+++ Source records

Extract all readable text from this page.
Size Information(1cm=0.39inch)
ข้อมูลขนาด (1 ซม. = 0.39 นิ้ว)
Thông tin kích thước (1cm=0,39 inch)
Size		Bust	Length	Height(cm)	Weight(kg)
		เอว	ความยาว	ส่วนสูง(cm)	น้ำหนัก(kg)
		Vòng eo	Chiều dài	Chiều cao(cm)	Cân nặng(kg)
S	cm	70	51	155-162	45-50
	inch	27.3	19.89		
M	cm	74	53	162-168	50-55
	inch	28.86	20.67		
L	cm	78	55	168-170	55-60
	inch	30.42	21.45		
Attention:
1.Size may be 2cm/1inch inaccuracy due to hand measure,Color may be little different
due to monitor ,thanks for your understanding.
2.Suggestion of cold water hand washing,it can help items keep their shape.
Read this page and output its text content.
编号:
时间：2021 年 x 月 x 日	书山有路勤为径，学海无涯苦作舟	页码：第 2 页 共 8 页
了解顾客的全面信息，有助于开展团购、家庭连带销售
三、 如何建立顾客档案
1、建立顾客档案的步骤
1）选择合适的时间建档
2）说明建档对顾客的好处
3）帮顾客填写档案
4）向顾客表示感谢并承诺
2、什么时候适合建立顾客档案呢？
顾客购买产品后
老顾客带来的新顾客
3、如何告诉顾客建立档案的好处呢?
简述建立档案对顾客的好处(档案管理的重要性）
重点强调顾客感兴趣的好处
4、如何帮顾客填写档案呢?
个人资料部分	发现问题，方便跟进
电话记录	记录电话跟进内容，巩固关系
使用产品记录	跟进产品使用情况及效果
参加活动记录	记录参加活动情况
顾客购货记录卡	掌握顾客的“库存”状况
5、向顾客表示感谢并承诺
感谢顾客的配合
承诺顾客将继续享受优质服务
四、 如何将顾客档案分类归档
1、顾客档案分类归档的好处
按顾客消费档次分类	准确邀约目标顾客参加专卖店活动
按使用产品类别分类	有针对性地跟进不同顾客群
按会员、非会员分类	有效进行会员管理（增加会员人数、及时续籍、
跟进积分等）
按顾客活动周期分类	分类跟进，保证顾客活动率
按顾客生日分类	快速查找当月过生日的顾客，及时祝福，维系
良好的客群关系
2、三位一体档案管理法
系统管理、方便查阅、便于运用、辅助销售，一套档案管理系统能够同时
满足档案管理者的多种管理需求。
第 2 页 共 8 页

++++++

Exercise objective. Return all of the entries exactly as they were supplied.

Correct answer.
Extract all readable text from this page.
Size Information(1cm=0.39inch)
ข้อมูลขนาด (1 ซม. = 0.39 นิ้ว)
Thông tin kích thước (1cm=0,39 inch)
Size		Bust	Length	Height(cm)	Weight(kg)
		เอว	ความยาว	ส่วนสูง(cm)	น้ำหนัก(kg)
		Vòng eo	Chiều dài	Chiều cao(cm)	Cân nặng(kg)
S	cm	70	51	155-162	45-50
	inch	27.3	19.89		
M	cm	74	53	162-168	50-55
	inch	28.86	20.67		
L	cm	78	55	168-170	55-60
	inch	30.42	21.45		
Attention:
1.Size may be 2cm/1inch inaccuracy due to hand measure,Color may be little different
due to monitor ,thanks for your understanding.
2.Suggestion of cold water hand washing,it can help items keep their shape.
Read this page and output its text content.
编号:
时间：2021 年 x 月 x 日	书山有路勤为径，学海无涯苦作舟	页码：第 2 页 共 8 页
了解顾客的全面信息，有助于开展团购、家庭连带销售
三、 如何建立顾客档案
1、建立顾客档案的步骤
1）选择合适的时间建档
2）说明建档对顾客的好处
3）帮顾客填写档案
4）向顾客表示感谢并承诺
2、什么时候适合建立顾客档案呢？
顾客购买产品后
老顾客带来的新顾客
3、如何告诉顾客建立档案的好处呢?
简述建立档案对顾客的好处(档案管理的重要性）
重点强调顾客感兴趣的好处
4、如何帮顾客填写档案呢?
个人资料部分	发现问题，方便跟进
电话记录	记录电话跟进内容，巩固关系
使用产品记录	跟进产品使用情况及效果
参加活动记录	记录参加活动情况
顾客购货记录卡	掌握顾客的“库存”状况
5、向顾客表示感谢并承诺
感谢顾客的配合
承诺顾客将继续享受优质服务
四、 如何将顾客档案分类归档
1、顾客档案分类归档的好处
按顾客消费档次分类	准确邀约目标顾客参加专卖店活动
按使用产品类别分类	有针对性地跟进不同顾客群
按会员、非会员分类	有效进行会员管理（增加会员人数、及时续籍、
跟进积分等）
按顾客活动周期分类	分类跟进，保证顾客活动率
按顾客生日分类	快速查找当月过生日的顾客，及时祝福，维系
良好的客群关系
2、三位一体档案管理法
系统管理、方便查阅、便于运用、辅助销售，一套档案管理系统能够同时
满足档案管理者的多种管理需求。
第 2 页 共 8 页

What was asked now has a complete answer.